-- start of INPUT ROWS --
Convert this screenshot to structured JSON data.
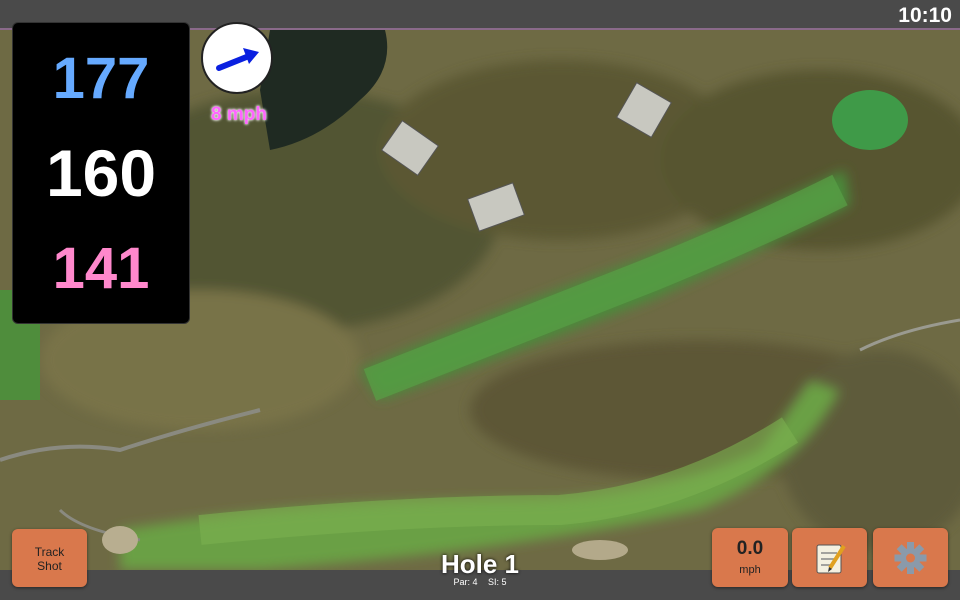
{
  "status": {
    "time": "10:10"
  },
  "yardage": {
    "back": "177",
    "middle": "160",
    "front": "141"
  },
  "wind": {
    "speed_label": "8 mph",
    "icon": "wind-arrow-icon"
  },
  "controls": {
    "track_shot_line1": "Track",
    "track_shot_line2": "Shot",
    "speed_value": "0.0",
    "speed_unit": "mph",
    "notes_icon": "notepad-icon",
    "settings_icon": "gear-icon"
  },
  "hole": {
    "title": "Hole 1",
    "par": "Par: 4",
    "si": "SI: 5"
  },
  "colors": {
    "back_yardage": "#66aaff",
    "mid_yardage": "#ffffff",
    "front_yardage": "#ff88cc",
    "wind_label": "#ff66ff",
    "button": "#d9784c"
  }
}
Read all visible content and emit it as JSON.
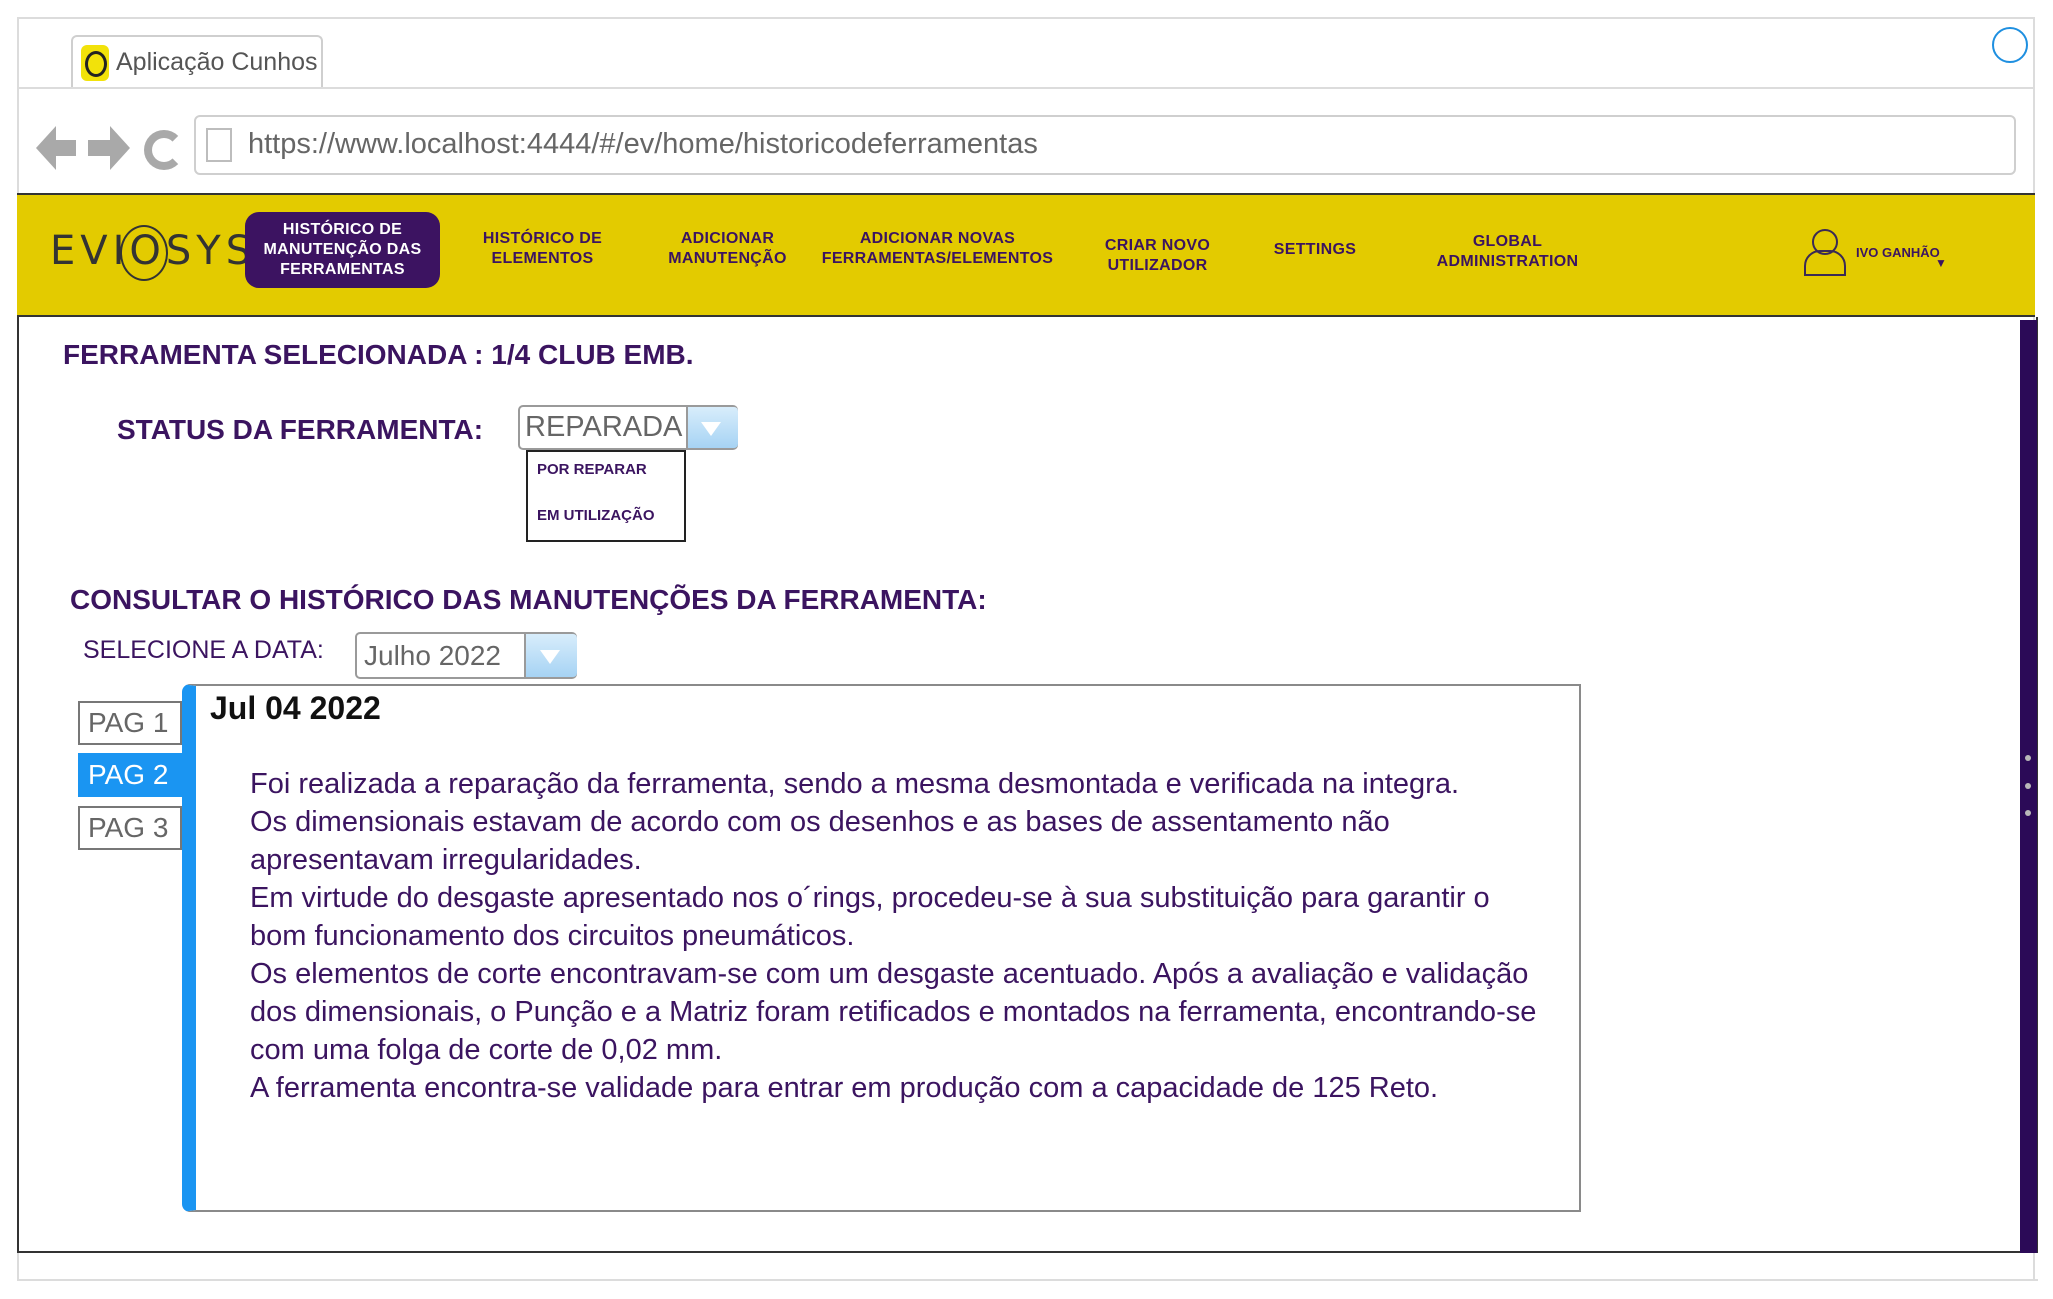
{
  "browser": {
    "tab_title": "Aplicação Cunhos",
    "url": "https://www.localhost:4444/#/ev/home/historicodeferramentas"
  },
  "header": {
    "logo": "EVIOSYS",
    "nav": [
      {
        "label": "HISTÓRICO DE\nMANUTENÇÃO DAS\nFERRAMENTAS",
        "active": true
      },
      {
        "label": "HISTÓRICO DE\nELEMENTOS",
        "active": false
      },
      {
        "label": "ADICIONAR\nMANUTENÇÃO",
        "active": false
      },
      {
        "label": "ADICIONAR NOVAS\nFERRAMENTAS/ELEMENTOS",
        "active": false
      },
      {
        "label": "CRIAR NOVO\nUTILIZADOR",
        "active": false
      },
      {
        "label": "SETTINGS",
        "active": false
      },
      {
        "label": "GLOBAL\nADMINISTRATION",
        "active": false
      }
    ],
    "user_name": "IVO GANHÃO",
    "user_caret": "▼"
  },
  "main": {
    "selected_tool": "FERRAMENTA SELECIONADA : 1/4 CLUB EMB.",
    "status_label": "STATUS DA FERRAMENTA:",
    "status_value": "REPARADA",
    "status_options": [
      "POR REPARAR",
      "EM UTILIZAÇÃO"
    ],
    "history_heading": "CONSULTAR O HISTÓRICO DAS MANUTENÇÕES  DA FERRAMENTA:",
    "date_label": "SELECIONE A DATA:",
    "date_value": "Julho 2022",
    "pages": [
      "PAG 1",
      "PAG 2",
      "PAG 3"
    ],
    "active_page": "PAG 2",
    "log": {
      "date": "Jul 04 2022",
      "paragraphs": [
        "Foi realizada a reparação da ferramenta, sendo a mesma desmontada e verificada na integra.",
        "Os dimensionais estavam de acordo com os desenhos e as bases de assentamento não apresentavam irregularidades.",
        "Em virtude do desgaste apresentado nos o´rings, procedeu-se à sua substituição para garantir o bom funcionamento dos circuitos pneumáticos.",
        "Os elementos de corte encontravam-se com um desgaste acentuado. Após a avaliação e validação dos dimensionais, o Punção e a Matriz foram retificados e montados na ferramenta, encontrando-se com uma folga de corte de 0,02 mm.",
        "A ferramenta encontra-se validade para entrar em produção com a capacidade de 125 Reto."
      ]
    }
  },
  "colors": {
    "header_bg": "#e3cb00",
    "brand_purple": "#3c1361",
    "accent_blue": "#1a95f2"
  }
}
-- end of INPUT ROWS --
# [INSTRUCTION]
In your copy, leave out the pictures and reproduce the material above exactly.

# [THE SOLUTION]
Convert this screenshot to structured JSON data.
{
  "status": {
    "time": "10:10"
  },
  "yardage": {
    "back": "177",
    "middle": "160",
    "front": "141"
  },
  "wind": {
    "speed_label": "8 mph",
    "icon": "wind-arrow-icon"
  },
  "controls": {
    "track_shot_line1": "Track",
    "track_shot_line2": "Shot",
    "speed_value": "0.0",
    "speed_unit": "mph",
    "notes_icon": "notepad-icon",
    "settings_icon": "gear-icon"
  },
  "hole": {
    "title": "Hole 1",
    "par": "Par: 4",
    "si": "SI: 5"
  },
  "colors": {
    "back_yardage": "#66aaff",
    "mid_yardage": "#ffffff",
    "front_yardage": "#ff88cc",
    "wind_label": "#ff66ff",
    "button": "#d9784c"
  }
}
Read all visible content and emit it as JSON.
{
  "browser": {
    "tab_title": "Aplicação Cunhos",
    "url": "https://www.localhost:4444/#/ev/home/historicodeferramentas"
  },
  "header": {
    "logo": "EVIOSYS",
    "nav": [
      {
        "label": "HISTÓRICO DE\nMANUTENÇÃO DAS\nFERRAMENTAS",
        "active": true
      },
      {
        "label": "HISTÓRICO DE\nELEMENTOS",
        "active": false
      },
      {
        "label": "ADICIONAR\nMANUTENÇÃO",
        "active": false
      },
      {
        "label": "ADICIONAR NOVAS\nFERRAMENTAS/ELEMENTOS",
        "active": false
      },
      {
        "label": "CRIAR NOVO\nUTILIZADOR",
        "active": false
      },
      {
        "label": "SETTINGS",
        "active": false
      },
      {
        "label": "GLOBAL\nADMINISTRATION",
        "active": false
      }
    ],
    "user_name": "IVO GANHÃO",
    "user_caret": "▼"
  },
  "main": {
    "selected_tool": "FERRAMENTA SELECIONADA : 1/4 CLUB EMB.",
    "status_label": "STATUS DA FERRAMENTA:",
    "status_value": "REPARADA",
    "status_options": [
      "POR REPARAR",
      "EM UTILIZAÇÃO"
    ],
    "history_heading": "CONSULTAR O HISTÓRICO DAS MANUTENÇÕES  DA FERRAMENTA:",
    "date_label": "SELECIONE A DATA:",
    "date_value": "Julho 2022",
    "pages": [
      "PAG 1",
      "PAG 2",
      "PAG 3"
    ],
    "active_page": "PAG 2",
    "log": {
      "date": "Jul 04 2022",
      "paragraphs": [
        "Foi realizada a reparação da ferramenta, sendo a mesma desmontada e verificada na integra.",
        "Os dimensionais estavam de acordo com os desenhos e as bases de assentamento não apresentavam irregularidades.",
        "Em virtude do desgaste apresentado nos o´rings, procedeu-se à sua substituição para garantir o bom funcionamento dos circuitos pneumáticos.",
        "Os elementos de corte encontravam-se com um desgaste acentuado. Após a avaliação e validação dos dimensionais, o Punção e a Matriz foram retificados e montados na ferramenta, encontrando-se com uma folga de corte de 0,02 mm.",
        "A ferramenta encontra-se validade para entrar em produção com a capacidade de 125 Reto."
      ]
    }
  },
  "colors": {
    "header_bg": "#e3cb00",
    "brand_purple": "#3c1361",
    "accent_blue": "#1a95f2"
  }
}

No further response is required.